Copy out the entries below precisely; nothing is to be omitted.

======== Supplied material

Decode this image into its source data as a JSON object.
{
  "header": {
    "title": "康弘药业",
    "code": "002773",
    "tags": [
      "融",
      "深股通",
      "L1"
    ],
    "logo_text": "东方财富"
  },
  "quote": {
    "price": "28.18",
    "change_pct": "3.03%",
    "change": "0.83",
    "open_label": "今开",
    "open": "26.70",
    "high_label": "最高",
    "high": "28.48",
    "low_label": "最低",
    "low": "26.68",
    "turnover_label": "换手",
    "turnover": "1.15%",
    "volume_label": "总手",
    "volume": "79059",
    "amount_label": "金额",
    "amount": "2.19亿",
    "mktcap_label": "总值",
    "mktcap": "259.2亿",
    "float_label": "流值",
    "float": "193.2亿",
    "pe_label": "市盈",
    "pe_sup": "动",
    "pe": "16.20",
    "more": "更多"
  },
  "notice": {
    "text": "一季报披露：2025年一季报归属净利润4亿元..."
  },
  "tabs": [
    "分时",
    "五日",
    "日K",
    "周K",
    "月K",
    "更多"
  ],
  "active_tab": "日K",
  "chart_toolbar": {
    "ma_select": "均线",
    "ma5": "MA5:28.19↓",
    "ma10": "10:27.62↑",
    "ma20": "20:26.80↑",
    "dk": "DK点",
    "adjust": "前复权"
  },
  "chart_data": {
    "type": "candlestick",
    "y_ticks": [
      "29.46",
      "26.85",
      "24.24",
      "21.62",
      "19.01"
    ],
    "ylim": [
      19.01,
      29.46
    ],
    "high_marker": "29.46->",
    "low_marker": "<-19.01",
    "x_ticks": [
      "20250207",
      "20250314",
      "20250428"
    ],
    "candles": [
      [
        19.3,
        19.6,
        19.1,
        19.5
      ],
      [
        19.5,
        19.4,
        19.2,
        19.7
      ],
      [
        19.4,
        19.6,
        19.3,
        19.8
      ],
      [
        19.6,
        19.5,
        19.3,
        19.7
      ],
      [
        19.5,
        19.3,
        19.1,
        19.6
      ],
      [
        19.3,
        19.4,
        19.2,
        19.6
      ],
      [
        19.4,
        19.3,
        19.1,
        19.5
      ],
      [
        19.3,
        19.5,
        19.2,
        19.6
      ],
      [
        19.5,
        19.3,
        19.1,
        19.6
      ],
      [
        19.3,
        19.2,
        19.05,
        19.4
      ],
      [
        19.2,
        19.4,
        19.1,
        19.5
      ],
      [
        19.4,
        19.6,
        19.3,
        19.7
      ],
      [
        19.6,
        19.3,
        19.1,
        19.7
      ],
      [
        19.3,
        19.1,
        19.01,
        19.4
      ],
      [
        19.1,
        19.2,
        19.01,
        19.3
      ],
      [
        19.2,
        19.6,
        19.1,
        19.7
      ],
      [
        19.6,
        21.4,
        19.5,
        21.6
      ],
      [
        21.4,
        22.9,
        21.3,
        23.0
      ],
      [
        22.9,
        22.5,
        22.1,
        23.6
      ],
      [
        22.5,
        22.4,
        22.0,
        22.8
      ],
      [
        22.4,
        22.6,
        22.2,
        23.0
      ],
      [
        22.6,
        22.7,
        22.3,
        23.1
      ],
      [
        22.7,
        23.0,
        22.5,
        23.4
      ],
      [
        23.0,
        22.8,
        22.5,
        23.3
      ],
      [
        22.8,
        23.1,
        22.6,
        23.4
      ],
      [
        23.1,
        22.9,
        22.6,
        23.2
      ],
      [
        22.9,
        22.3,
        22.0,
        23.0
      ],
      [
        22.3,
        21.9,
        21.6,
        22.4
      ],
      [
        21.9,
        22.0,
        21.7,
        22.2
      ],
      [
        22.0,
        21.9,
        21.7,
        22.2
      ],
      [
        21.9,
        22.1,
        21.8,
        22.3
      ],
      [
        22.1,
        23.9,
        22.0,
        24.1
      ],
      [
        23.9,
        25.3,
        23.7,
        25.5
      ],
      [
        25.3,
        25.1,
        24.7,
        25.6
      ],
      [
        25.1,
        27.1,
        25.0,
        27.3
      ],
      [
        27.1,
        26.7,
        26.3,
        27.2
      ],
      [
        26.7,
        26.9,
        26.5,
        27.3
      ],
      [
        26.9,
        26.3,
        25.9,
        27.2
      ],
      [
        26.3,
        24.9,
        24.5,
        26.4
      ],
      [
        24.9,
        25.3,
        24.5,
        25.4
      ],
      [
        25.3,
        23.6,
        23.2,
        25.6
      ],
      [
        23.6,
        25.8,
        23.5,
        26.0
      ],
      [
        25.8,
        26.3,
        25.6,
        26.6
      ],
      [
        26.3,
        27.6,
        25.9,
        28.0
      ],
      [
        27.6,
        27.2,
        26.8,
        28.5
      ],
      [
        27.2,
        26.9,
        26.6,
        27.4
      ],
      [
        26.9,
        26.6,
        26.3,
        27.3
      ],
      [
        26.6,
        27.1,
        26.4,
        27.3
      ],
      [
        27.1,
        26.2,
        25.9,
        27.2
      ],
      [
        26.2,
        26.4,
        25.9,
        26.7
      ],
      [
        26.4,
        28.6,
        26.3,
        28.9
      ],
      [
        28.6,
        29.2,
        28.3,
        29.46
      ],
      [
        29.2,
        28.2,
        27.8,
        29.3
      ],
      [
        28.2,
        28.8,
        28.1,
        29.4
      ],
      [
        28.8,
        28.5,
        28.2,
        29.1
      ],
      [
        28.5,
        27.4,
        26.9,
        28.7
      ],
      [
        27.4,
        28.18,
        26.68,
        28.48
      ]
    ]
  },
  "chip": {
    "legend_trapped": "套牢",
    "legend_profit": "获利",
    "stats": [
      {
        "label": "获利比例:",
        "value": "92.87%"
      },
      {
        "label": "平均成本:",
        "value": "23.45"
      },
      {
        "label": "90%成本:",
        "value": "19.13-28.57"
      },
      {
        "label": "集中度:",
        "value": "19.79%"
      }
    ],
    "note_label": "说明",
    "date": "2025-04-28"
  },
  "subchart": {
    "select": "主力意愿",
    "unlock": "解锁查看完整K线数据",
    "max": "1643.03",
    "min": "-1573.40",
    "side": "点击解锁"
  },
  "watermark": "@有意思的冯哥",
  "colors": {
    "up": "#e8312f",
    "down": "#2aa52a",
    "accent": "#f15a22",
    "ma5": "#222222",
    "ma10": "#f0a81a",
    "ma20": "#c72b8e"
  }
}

================

§ **The reply**:
Decode this image into its source data as a JSON object.
{
  "header": {
    "title": "康弘药业",
    "code": "002773",
    "tags": [
      "融",
      "深股通",
      "L1"
    ],
    "logo_text": "东方财富"
  },
  "quote": {
    "price": "28.18",
    "change_pct": "3.03%",
    "change": "0.83",
    "open_label": "今开",
    "open": "26.70",
    "high_label": "最高",
    "high": "28.48",
    "low_label": "最低",
    "low": "26.68",
    "turnover_label": "换手",
    "turnover": "1.15%",
    "volume_label": "总手",
    "volume": "79059",
    "amount_label": "金额",
    "amount": "2.19亿",
    "mktcap_label": "总值",
    "mktcap": "259.2亿",
    "float_label": "流值",
    "float": "193.2亿",
    "pe_label": "市盈",
    "pe_sup": "动",
    "pe": "16.20",
    "more": "更多"
  },
  "notice": {
    "text": "一季报披露：2025年一季报归属净利润4亿元..."
  },
  "tabs": [
    "分时",
    "五日",
    "日K",
    "周K",
    "月K",
    "更多"
  ],
  "active_tab": "日K",
  "chart_toolbar": {
    "ma_select": "均线",
    "ma5": "MA5:28.19↓",
    "ma10": "10:27.62↑",
    "ma20": "20:26.80↑",
    "dk": "DK点",
    "adjust": "前复权"
  },
  "chart_data": {
    "type": "candlestick",
    "y_ticks": [
      "29.46",
      "26.85",
      "24.24",
      "21.62",
      "19.01"
    ],
    "ylim": [
      19.01,
      29.46
    ],
    "high_marker": "29.46->",
    "low_marker": "<-19.01",
    "x_ticks": [
      "20250207",
      "20250314",
      "20250428"
    ],
    "candles": [
      [
        19.3,
        19.6,
        19.1,
        19.5
      ],
      [
        19.5,
        19.4,
        19.2,
        19.7
      ],
      [
        19.4,
        19.6,
        19.3,
        19.8
      ],
      [
        19.6,
        19.5,
        19.3,
        19.7
      ],
      [
        19.5,
        19.3,
        19.1,
        19.6
      ],
      [
        19.3,
        19.4,
        19.2,
        19.6
      ],
      [
        19.4,
        19.3,
        19.1,
        19.5
      ],
      [
        19.3,
        19.5,
        19.2,
        19.6
      ],
      [
        19.5,
        19.3,
        19.1,
        19.6
      ],
      [
        19.3,
        19.2,
        19.05,
        19.4
      ],
      [
        19.2,
        19.4,
        19.1,
        19.5
      ],
      [
        19.4,
        19.6,
        19.3,
        19.7
      ],
      [
        19.6,
        19.3,
        19.1,
        19.7
      ],
      [
        19.3,
        19.1,
        19.01,
        19.4
      ],
      [
        19.1,
        19.2,
        19.01,
        19.3
      ],
      [
        19.2,
        19.6,
        19.1,
        19.7
      ],
      [
        19.6,
        21.4,
        19.5,
        21.6
      ],
      [
        21.4,
        22.9,
        21.3,
        23.0
      ],
      [
        22.9,
        22.5,
        22.1,
        23.6
      ],
      [
        22.5,
        22.4,
        22.0,
        22.8
      ],
      [
        22.4,
        22.6,
        22.2,
        23.0
      ],
      [
        22.6,
        22.7,
        22.3,
        23.1
      ],
      [
        22.7,
        23.0,
        22.5,
        23.4
      ],
      [
        23.0,
        22.8,
        22.5,
        23.3
      ],
      [
        22.8,
        23.1,
        22.6,
        23.4
      ],
      [
        23.1,
        22.9,
        22.6,
        23.2
      ],
      [
        22.9,
        22.3,
        22.0,
        23.0
      ],
      [
        22.3,
        21.9,
        21.6,
        22.4
      ],
      [
        21.9,
        22.0,
        21.7,
        22.2
      ],
      [
        22.0,
        21.9,
        21.7,
        22.2
      ],
      [
        21.9,
        22.1,
        21.8,
        22.3
      ],
      [
        22.1,
        23.9,
        22.0,
        24.1
      ],
      [
        23.9,
        25.3,
        23.7,
        25.5
      ],
      [
        25.3,
        25.1,
        24.7,
        25.6
      ],
      [
        25.1,
        27.1,
        25.0,
        27.3
      ],
      [
        27.1,
        26.7,
        26.3,
        27.2
      ],
      [
        26.7,
        26.9,
        26.5,
        27.3
      ],
      [
        26.9,
        26.3,
        25.9,
        27.2
      ],
      [
        26.3,
        24.9,
        24.5,
        26.4
      ],
      [
        24.9,
        25.3,
        24.5,
        25.4
      ],
      [
        25.3,
        23.6,
        23.2,
        25.6
      ],
      [
        23.6,
        25.8,
        23.5,
        26.0
      ],
      [
        25.8,
        26.3,
        25.6,
        26.6
      ],
      [
        26.3,
        27.6,
        25.9,
        28.0
      ],
      [
        27.6,
        27.2,
        26.8,
        28.5
      ],
      [
        27.2,
        26.9,
        26.6,
        27.4
      ],
      [
        26.9,
        26.6,
        26.3,
        27.3
      ],
      [
        26.6,
        27.1,
        26.4,
        27.3
      ],
      [
        27.1,
        26.2,
        25.9,
        27.2
      ],
      [
        26.2,
        26.4,
        25.9,
        26.7
      ],
      [
        26.4,
        28.6,
        26.3,
        28.9
      ],
      [
        28.6,
        29.2,
        28.3,
        29.46
      ],
      [
        29.2,
        28.2,
        27.8,
        29.3
      ],
      [
        28.2,
        28.8,
        28.1,
        29.4
      ],
      [
        28.8,
        28.5,
        28.2,
        29.1
      ],
      [
        28.5,
        27.4,
        26.9,
        28.7
      ],
      [
        27.4,
        28.18,
        26.68,
        28.48
      ]
    ]
  },
  "chip": {
    "legend_trapped": "套牢",
    "legend_profit": "获利",
    "stats": [
      {
        "label": "获利比例:",
        "value": "92.87%"
      },
      {
        "label": "平均成本:",
        "value": "23.45"
      },
      {
        "label": "90%成本:",
        "value": "19.13-28.57"
      },
      {
        "label": "集中度:",
        "value": "19.79%"
      }
    ],
    "note_label": "说明",
    "date": "2025-04-28"
  },
  "subchart": {
    "select": "主力意愿",
    "unlock": "解锁查看完整K线数据",
    "max": "1643.03",
    "min": "-1573.40",
    "side": "点击解锁"
  },
  "watermark": "@有意思的冯哥",
  "colors": {
    "up": "#e8312f",
    "down": "#2aa52a",
    "accent": "#f15a22",
    "ma5": "#222222",
    "ma10": "#f0a81a",
    "ma20": "#c72b8e"
  }
}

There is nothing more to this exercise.